(Part of a data file)
──────

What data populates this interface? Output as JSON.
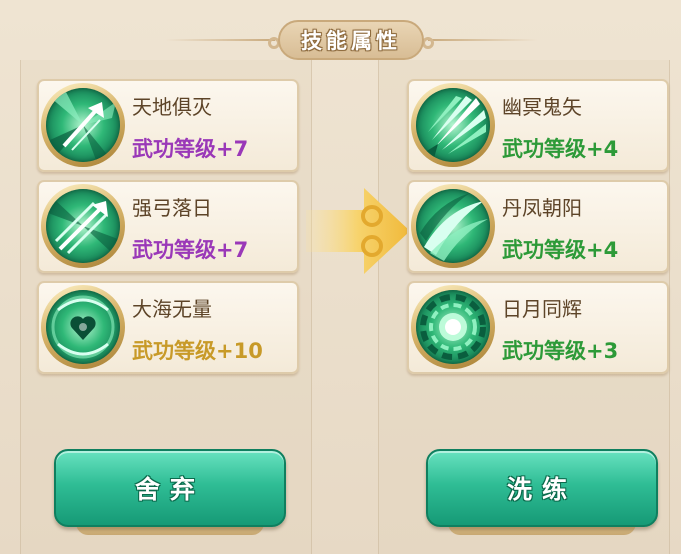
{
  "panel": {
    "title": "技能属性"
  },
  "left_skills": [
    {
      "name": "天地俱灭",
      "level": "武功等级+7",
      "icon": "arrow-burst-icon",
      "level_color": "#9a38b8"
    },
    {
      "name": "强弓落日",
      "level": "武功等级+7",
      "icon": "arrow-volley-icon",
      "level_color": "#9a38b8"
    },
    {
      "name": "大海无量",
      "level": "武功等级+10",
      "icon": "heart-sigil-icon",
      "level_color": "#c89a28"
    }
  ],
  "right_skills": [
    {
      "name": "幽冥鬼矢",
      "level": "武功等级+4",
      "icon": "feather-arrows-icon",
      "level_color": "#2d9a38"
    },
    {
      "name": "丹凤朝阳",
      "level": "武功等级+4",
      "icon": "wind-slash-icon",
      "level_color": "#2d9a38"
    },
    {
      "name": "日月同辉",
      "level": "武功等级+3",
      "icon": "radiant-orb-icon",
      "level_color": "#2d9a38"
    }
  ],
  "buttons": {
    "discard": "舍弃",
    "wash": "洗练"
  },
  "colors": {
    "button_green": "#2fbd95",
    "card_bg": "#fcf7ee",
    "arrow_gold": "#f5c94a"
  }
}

──────

▶ **Job**
Output the entries above exactly, without their pictures.

▶ **Exercise result**
What data populates this interface? Output as JSON.
{
  "panel": {
    "title": "技能属性"
  },
  "left_skills": [
    {
      "name": "天地俱灭",
      "level": "武功等级+7",
      "icon": "arrow-burst-icon",
      "level_color": "#9a38b8"
    },
    {
      "name": "强弓落日",
      "level": "武功等级+7",
      "icon": "arrow-volley-icon",
      "level_color": "#9a38b8"
    },
    {
      "name": "大海无量",
      "level": "武功等级+10",
      "icon": "heart-sigil-icon",
      "level_color": "#c89a28"
    }
  ],
  "right_skills": [
    {
      "name": "幽冥鬼矢",
      "level": "武功等级+4",
      "icon": "feather-arrows-icon",
      "level_color": "#2d9a38"
    },
    {
      "name": "丹凤朝阳",
      "level": "武功等级+4",
      "icon": "wind-slash-icon",
      "level_color": "#2d9a38"
    },
    {
      "name": "日月同辉",
      "level": "武功等级+3",
      "icon": "radiant-orb-icon",
      "level_color": "#2d9a38"
    }
  ],
  "buttons": {
    "discard": "舍弃",
    "wash": "洗练"
  },
  "colors": {
    "button_green": "#2fbd95",
    "card_bg": "#fcf7ee",
    "arrow_gold": "#f5c94a"
  }
}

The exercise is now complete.